[Instructions for the task]: Copy out every line of the records below word for word, leaving out the pictures.

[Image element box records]

· · · · · · ·

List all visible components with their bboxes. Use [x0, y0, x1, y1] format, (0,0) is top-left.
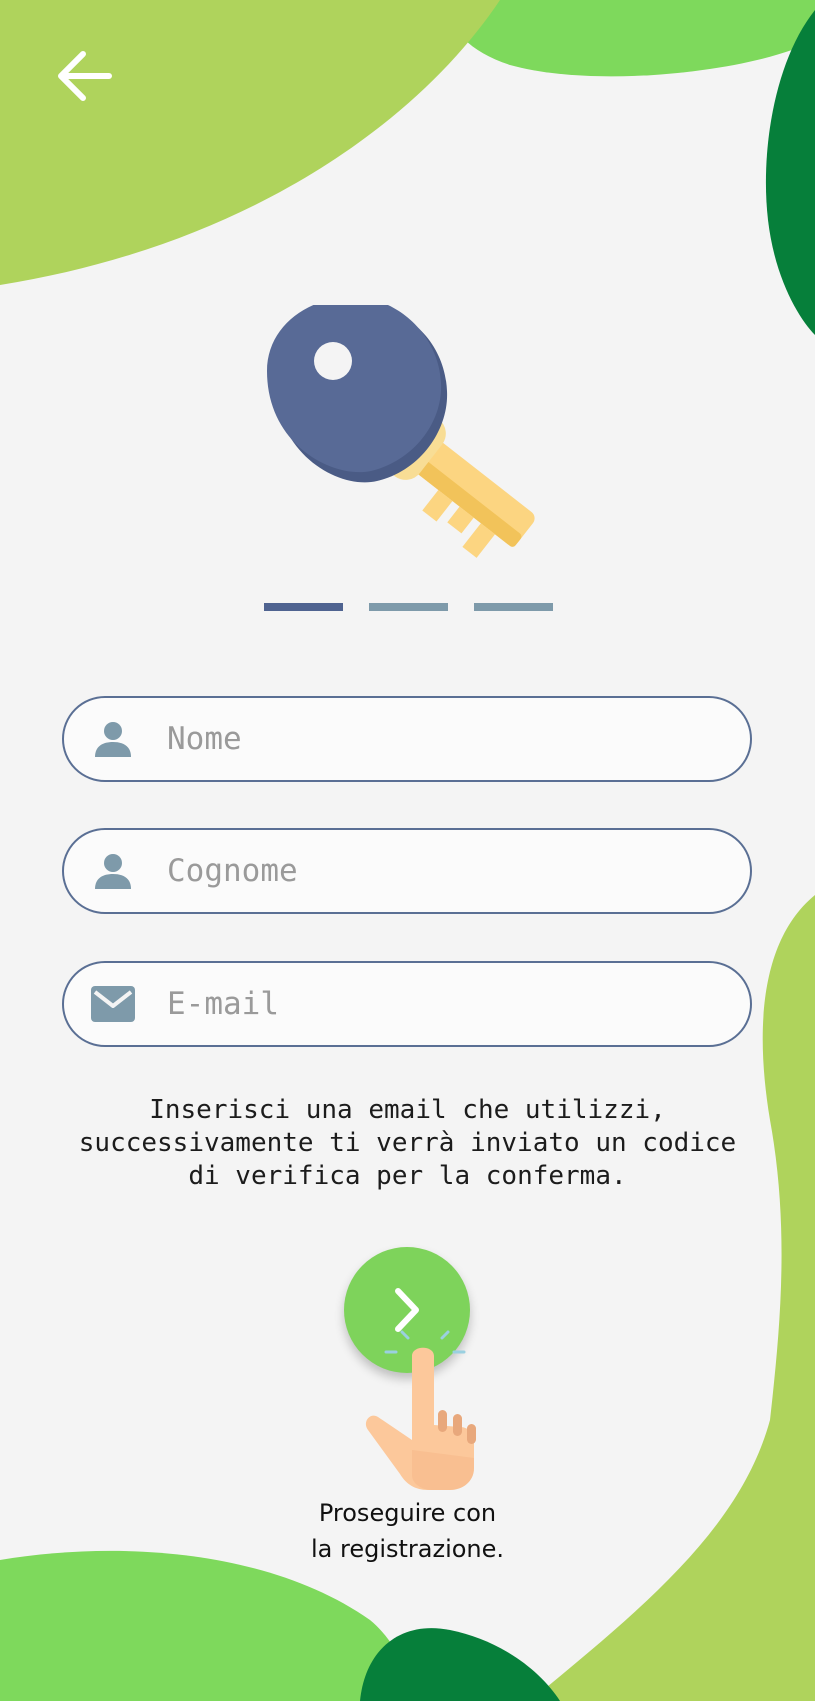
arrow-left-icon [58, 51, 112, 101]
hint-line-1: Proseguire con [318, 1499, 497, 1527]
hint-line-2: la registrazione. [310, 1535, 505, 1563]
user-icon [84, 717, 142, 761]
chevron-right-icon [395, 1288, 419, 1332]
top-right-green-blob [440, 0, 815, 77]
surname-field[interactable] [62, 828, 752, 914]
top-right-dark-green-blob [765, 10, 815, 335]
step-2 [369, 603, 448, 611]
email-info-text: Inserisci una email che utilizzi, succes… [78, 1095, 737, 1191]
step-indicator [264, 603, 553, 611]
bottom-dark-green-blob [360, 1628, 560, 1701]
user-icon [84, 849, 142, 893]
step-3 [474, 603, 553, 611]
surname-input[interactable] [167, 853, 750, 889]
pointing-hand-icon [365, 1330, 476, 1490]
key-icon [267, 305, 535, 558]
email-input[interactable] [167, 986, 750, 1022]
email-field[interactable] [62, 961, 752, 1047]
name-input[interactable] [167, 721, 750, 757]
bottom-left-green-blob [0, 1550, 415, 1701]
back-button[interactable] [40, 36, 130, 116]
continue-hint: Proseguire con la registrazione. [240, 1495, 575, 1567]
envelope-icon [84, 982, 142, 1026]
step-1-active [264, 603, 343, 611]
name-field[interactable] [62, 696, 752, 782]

· · · · · · ·

[Complete answer]:
List all visible components with their bboxes. Use [x0, y0, x1, y1] format, (0,0) is top-left.
arrow-left-icon [58, 51, 112, 101]
hint-line-1: Proseguire con [318, 1499, 497, 1527]
hint-line-2: la registrazione. [310, 1535, 505, 1563]
user-icon [84, 717, 142, 761]
chevron-right-icon [395, 1288, 419, 1332]
top-right-green-blob [440, 0, 815, 77]
surname-field[interactable] [62, 828, 752, 914]
top-right-dark-green-blob [765, 10, 815, 335]
step-2 [369, 603, 448, 611]
email-info-text: Inserisci una email che utilizzi, succes… [78, 1095, 737, 1191]
step-indicator [264, 603, 553, 611]
bottom-dark-green-blob [360, 1628, 560, 1701]
user-icon [84, 849, 142, 893]
step-3 [474, 603, 553, 611]
surname-input[interactable] [167, 853, 750, 889]
pointing-hand-icon [365, 1330, 476, 1490]
key-icon [267, 305, 535, 558]
email-input[interactable] [167, 986, 750, 1022]
email-field[interactable] [62, 961, 752, 1047]
name-input[interactable] [167, 721, 750, 757]
bottom-left-green-blob [0, 1550, 415, 1701]
back-button[interactable] [40, 36, 130, 116]
continue-hint: Proseguire con la registrazione. [240, 1495, 575, 1567]
envelope-icon [84, 982, 142, 1026]
step-1-active [264, 603, 343, 611]
name-field[interactable] [62, 696, 752, 782]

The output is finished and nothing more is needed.